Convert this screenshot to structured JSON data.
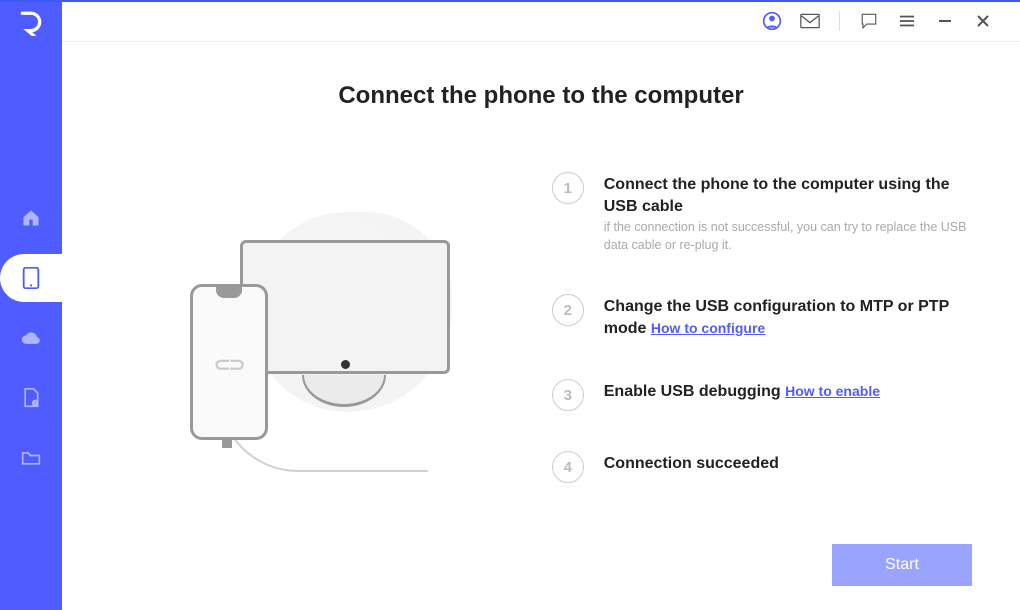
{
  "page": {
    "title": "Connect the phone to the computer"
  },
  "sidebar": {
    "items": [
      {
        "name": "home"
      },
      {
        "name": "phone",
        "active": true
      },
      {
        "name": "cloud"
      },
      {
        "name": "file-alert"
      },
      {
        "name": "folder"
      }
    ]
  },
  "steps": [
    {
      "num": "1",
      "title": "Connect the phone to the computer using the USB cable",
      "sub": "if the connection is not successful, you can try to replace the USB data cable or re-plug it."
    },
    {
      "num": "2",
      "title": "Change the USB configuration to MTP or PTP mode",
      "link": "How to configure"
    },
    {
      "num": "3",
      "title": "Enable USB debugging",
      "link": "How to enable"
    },
    {
      "num": "4",
      "title": "Connection succeeded"
    }
  ],
  "actions": {
    "start": "Start"
  }
}
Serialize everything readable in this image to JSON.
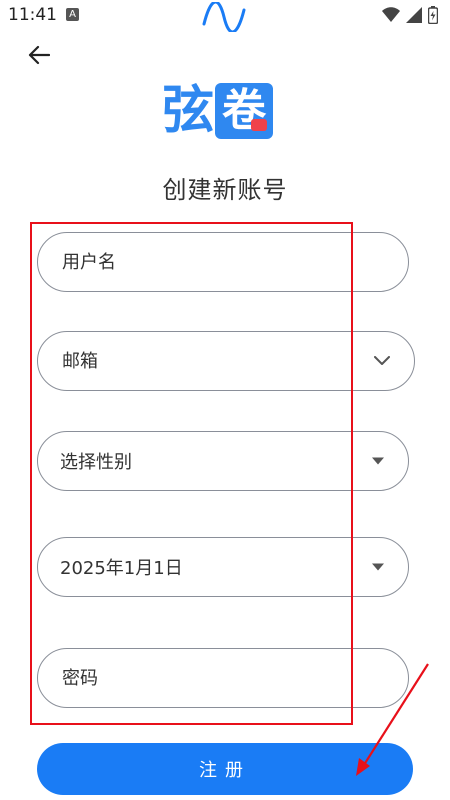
{
  "status_bar": {
    "time": "11:41",
    "notif_icon": "A"
  },
  "logo": {
    "char1": "弦",
    "char2": "卷"
  },
  "page": {
    "title": "创建新账号"
  },
  "form": {
    "username_placeholder": "用户名",
    "email_placeholder": "邮箱",
    "gender_placeholder": "选择性别",
    "birthdate_value": "2025年1月1日",
    "password_placeholder": "密码"
  },
  "submit": {
    "label": "注册"
  },
  "colors": {
    "primary": "#1a7cf5",
    "annotation": "#e8101a",
    "logo_red": "#f0424a"
  }
}
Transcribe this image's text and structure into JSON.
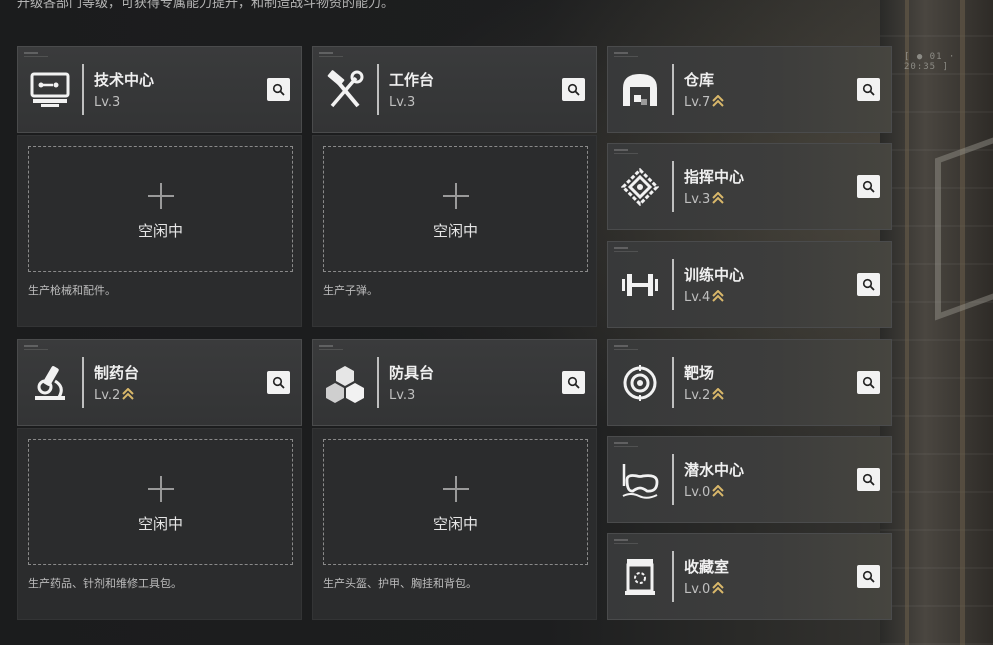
{
  "intro_text": "升级各部门等级，可获得专属能力提升，和制造战斗物资的能力。",
  "hud_readout": "[ ● 01 · 20:35 ]",
  "accent_color": "#d9b86a",
  "idle_label": "空闲中",
  "facilities": [
    {
      "name": "技术中心",
      "level": "Lv.3",
      "icon": "tech-center-icon",
      "upgradable": false,
      "slot_desc": "生产枪械和配件。"
    },
    {
      "name": "工作台",
      "level": "Lv.3",
      "icon": "hammer-wrench-icon",
      "upgradable": false,
      "slot_desc": "生产子弹。"
    },
    {
      "name": "仓库",
      "level": "Lv.7",
      "icon": "warehouse-icon",
      "upgradable": true
    },
    {
      "name": "指挥中心",
      "level": "Lv.3",
      "icon": "command-center-icon",
      "upgradable": true
    },
    {
      "name": "训练中心",
      "level": "Lv.4",
      "icon": "dumbbell-icon",
      "upgradable": true
    },
    {
      "name": "制药台",
      "level": "Lv.2",
      "icon": "microscope-icon",
      "upgradable": true,
      "slot_desc": "生产药品、针剂和维修工具包。"
    },
    {
      "name": "防具台",
      "level": "Lv.3",
      "icon": "armor-cubes-icon",
      "upgradable": false,
      "slot_desc": "生产头盔、护甲、胸挂和背包。"
    },
    {
      "name": "靶场",
      "level": "Lv.2",
      "icon": "target-icon",
      "upgradable": true
    },
    {
      "name": "潜水中心",
      "level": "Lv.0",
      "icon": "diving-mask-icon",
      "upgradable": true
    },
    {
      "name": "收藏室",
      "level": "Lv.0",
      "icon": "collection-room-icon",
      "upgradable": true
    }
  ]
}
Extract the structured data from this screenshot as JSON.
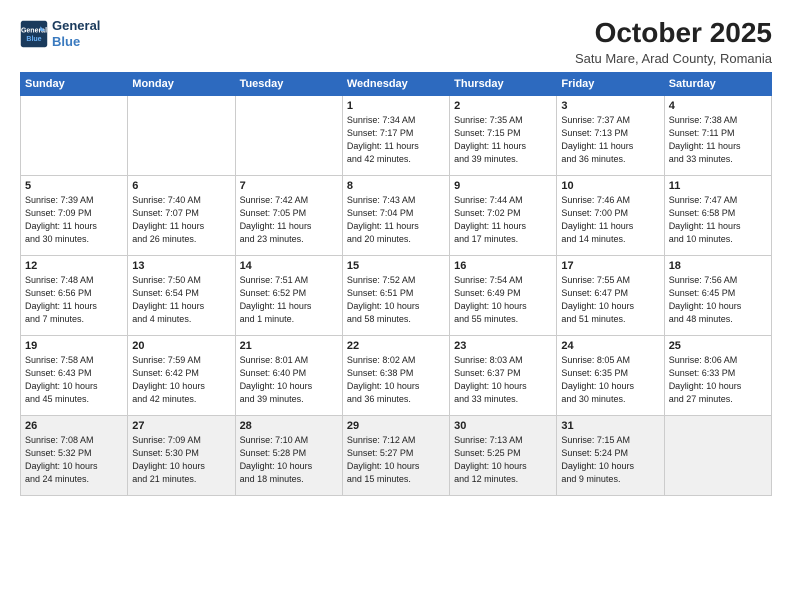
{
  "header": {
    "logo_line1": "General",
    "logo_line2": "Blue",
    "month": "October 2025",
    "location": "Satu Mare, Arad County, Romania"
  },
  "weekdays": [
    "Sunday",
    "Monday",
    "Tuesday",
    "Wednesday",
    "Thursday",
    "Friday",
    "Saturday"
  ],
  "weeks": [
    [
      {
        "day": "",
        "info": ""
      },
      {
        "day": "",
        "info": ""
      },
      {
        "day": "",
        "info": ""
      },
      {
        "day": "1",
        "info": "Sunrise: 7:34 AM\nSunset: 7:17 PM\nDaylight: 11 hours\nand 42 minutes."
      },
      {
        "day": "2",
        "info": "Sunrise: 7:35 AM\nSunset: 7:15 PM\nDaylight: 11 hours\nand 39 minutes."
      },
      {
        "day": "3",
        "info": "Sunrise: 7:37 AM\nSunset: 7:13 PM\nDaylight: 11 hours\nand 36 minutes."
      },
      {
        "day": "4",
        "info": "Sunrise: 7:38 AM\nSunset: 7:11 PM\nDaylight: 11 hours\nand 33 minutes."
      }
    ],
    [
      {
        "day": "5",
        "info": "Sunrise: 7:39 AM\nSunset: 7:09 PM\nDaylight: 11 hours\nand 30 minutes."
      },
      {
        "day": "6",
        "info": "Sunrise: 7:40 AM\nSunset: 7:07 PM\nDaylight: 11 hours\nand 26 minutes."
      },
      {
        "day": "7",
        "info": "Sunrise: 7:42 AM\nSunset: 7:05 PM\nDaylight: 11 hours\nand 23 minutes."
      },
      {
        "day": "8",
        "info": "Sunrise: 7:43 AM\nSunset: 7:04 PM\nDaylight: 11 hours\nand 20 minutes."
      },
      {
        "day": "9",
        "info": "Sunrise: 7:44 AM\nSunset: 7:02 PM\nDaylight: 11 hours\nand 17 minutes."
      },
      {
        "day": "10",
        "info": "Sunrise: 7:46 AM\nSunset: 7:00 PM\nDaylight: 11 hours\nand 14 minutes."
      },
      {
        "day": "11",
        "info": "Sunrise: 7:47 AM\nSunset: 6:58 PM\nDaylight: 11 hours\nand 10 minutes."
      }
    ],
    [
      {
        "day": "12",
        "info": "Sunrise: 7:48 AM\nSunset: 6:56 PM\nDaylight: 11 hours\nand 7 minutes."
      },
      {
        "day": "13",
        "info": "Sunrise: 7:50 AM\nSunset: 6:54 PM\nDaylight: 11 hours\nand 4 minutes."
      },
      {
        "day": "14",
        "info": "Sunrise: 7:51 AM\nSunset: 6:52 PM\nDaylight: 11 hours\nand 1 minute."
      },
      {
        "day": "15",
        "info": "Sunrise: 7:52 AM\nSunset: 6:51 PM\nDaylight: 10 hours\nand 58 minutes."
      },
      {
        "day": "16",
        "info": "Sunrise: 7:54 AM\nSunset: 6:49 PM\nDaylight: 10 hours\nand 55 minutes."
      },
      {
        "day": "17",
        "info": "Sunrise: 7:55 AM\nSunset: 6:47 PM\nDaylight: 10 hours\nand 51 minutes."
      },
      {
        "day": "18",
        "info": "Sunrise: 7:56 AM\nSunset: 6:45 PM\nDaylight: 10 hours\nand 48 minutes."
      }
    ],
    [
      {
        "day": "19",
        "info": "Sunrise: 7:58 AM\nSunset: 6:43 PM\nDaylight: 10 hours\nand 45 minutes."
      },
      {
        "day": "20",
        "info": "Sunrise: 7:59 AM\nSunset: 6:42 PM\nDaylight: 10 hours\nand 42 minutes."
      },
      {
        "day": "21",
        "info": "Sunrise: 8:01 AM\nSunset: 6:40 PM\nDaylight: 10 hours\nand 39 minutes."
      },
      {
        "day": "22",
        "info": "Sunrise: 8:02 AM\nSunset: 6:38 PM\nDaylight: 10 hours\nand 36 minutes."
      },
      {
        "day": "23",
        "info": "Sunrise: 8:03 AM\nSunset: 6:37 PM\nDaylight: 10 hours\nand 33 minutes."
      },
      {
        "day": "24",
        "info": "Sunrise: 8:05 AM\nSunset: 6:35 PM\nDaylight: 10 hours\nand 30 minutes."
      },
      {
        "day": "25",
        "info": "Sunrise: 8:06 AM\nSunset: 6:33 PM\nDaylight: 10 hours\nand 27 minutes."
      }
    ],
    [
      {
        "day": "26",
        "info": "Sunrise: 7:08 AM\nSunset: 5:32 PM\nDaylight: 10 hours\nand 24 minutes."
      },
      {
        "day": "27",
        "info": "Sunrise: 7:09 AM\nSunset: 5:30 PM\nDaylight: 10 hours\nand 21 minutes."
      },
      {
        "day": "28",
        "info": "Sunrise: 7:10 AM\nSunset: 5:28 PM\nDaylight: 10 hours\nand 18 minutes."
      },
      {
        "day": "29",
        "info": "Sunrise: 7:12 AM\nSunset: 5:27 PM\nDaylight: 10 hours\nand 15 minutes."
      },
      {
        "day": "30",
        "info": "Sunrise: 7:13 AM\nSunset: 5:25 PM\nDaylight: 10 hours\nand 12 minutes."
      },
      {
        "day": "31",
        "info": "Sunrise: 7:15 AM\nSunset: 5:24 PM\nDaylight: 10 hours\nand 9 minutes."
      },
      {
        "day": "",
        "info": ""
      }
    ]
  ]
}
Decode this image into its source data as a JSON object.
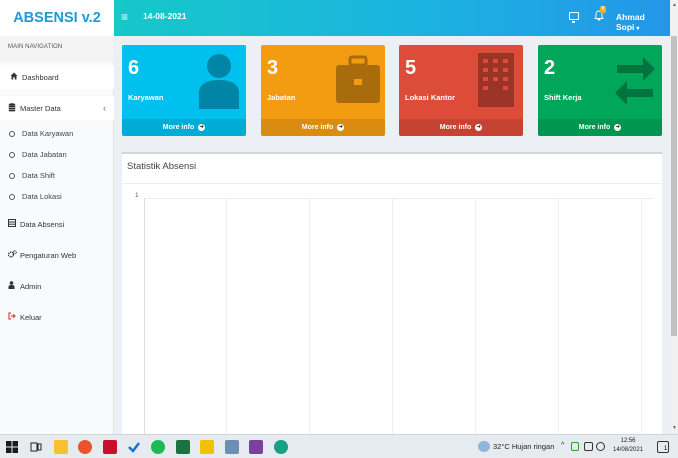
{
  "app": {
    "logo": "ABSENSI v.2"
  },
  "header": {
    "menu_icon": "≡",
    "date": "14-08-2021",
    "notif_count": "0",
    "user_name": "Ahmad Sopi",
    "caret": "▾"
  },
  "sidebar": {
    "header": "MAIN NAVIGATION",
    "items": [
      {
        "label": "Dashboard",
        "icon": "home-icon"
      },
      {
        "label": "Master Data",
        "icon": "database-icon"
      },
      {
        "label": "Data Absensi",
        "icon": "list-icon"
      },
      {
        "label": "Pengaturan Web",
        "icon": "cogs-icon"
      },
      {
        "label": "Admin",
        "icon": "user-icon"
      },
      {
        "label": "Keluar",
        "icon": "sign-out-icon"
      }
    ],
    "master_chevron": "‹",
    "submenu": [
      {
        "label": "Data Karyawan"
      },
      {
        "label": "Data Jabatan"
      },
      {
        "label": "Data Shift"
      },
      {
        "label": "Data Lokasi"
      }
    ]
  },
  "stats": [
    {
      "count": "6",
      "label": "Karyawan",
      "footer": "More info",
      "color": "#00c0ef",
      "icon": "user-icon"
    },
    {
      "count": "3",
      "label": "Jabatan",
      "footer": "More info",
      "color": "#f39c12",
      "icon": "briefcase-icon"
    },
    {
      "count": "5",
      "label": "Lokasi Kantor",
      "footer": "More info",
      "color": "#dd4b39",
      "icon": "building-icon"
    },
    {
      "count": "2",
      "label": "Shift Kerja",
      "footer": "More info",
      "color": "#00a65a",
      "icon": "refresh-icon"
    }
  ],
  "chart_panel": {
    "title": "Statistik Absensi",
    "y_tick": "1"
  },
  "taskbar": {
    "weather": "32°C  Hujan ringan",
    "time": "12:56",
    "date": "14/08/2021",
    "notif": "1"
  }
}
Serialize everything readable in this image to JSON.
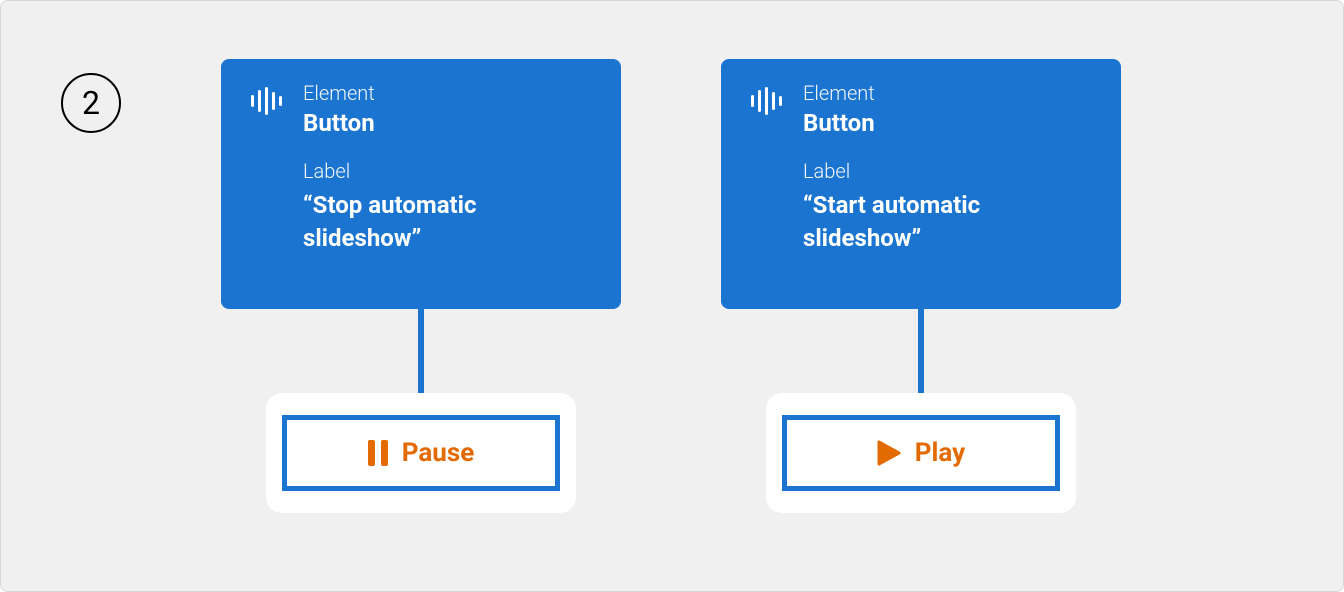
{
  "step_number": "2",
  "items": [
    {
      "element_label": "Element",
      "element_value": "Button",
      "label_label": "Label",
      "label_value": "“Stop automatic slideshow”",
      "button_text": "Pause",
      "button_icon": "pause"
    },
    {
      "element_label": "Element",
      "element_value": "Button",
      "label_label": "Label",
      "label_value": "“Start automatic slideshow”",
      "button_text": "Play",
      "button_icon": "play"
    }
  ]
}
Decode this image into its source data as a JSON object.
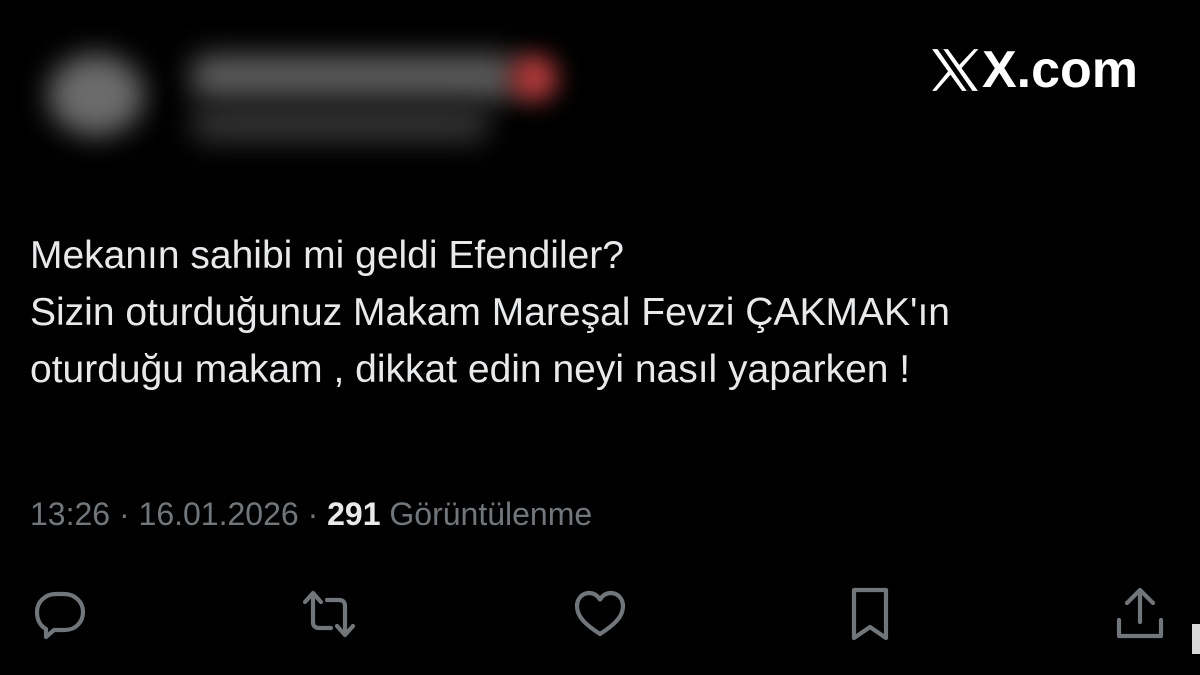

§ **Exercise description**: Reproduce every line from the entries that holds the word "automatic".

§ **Answer to this problem**:
      "label_value": "“Stop automatic slideshow”",
      "label_value": "“Start automatic slideshow”",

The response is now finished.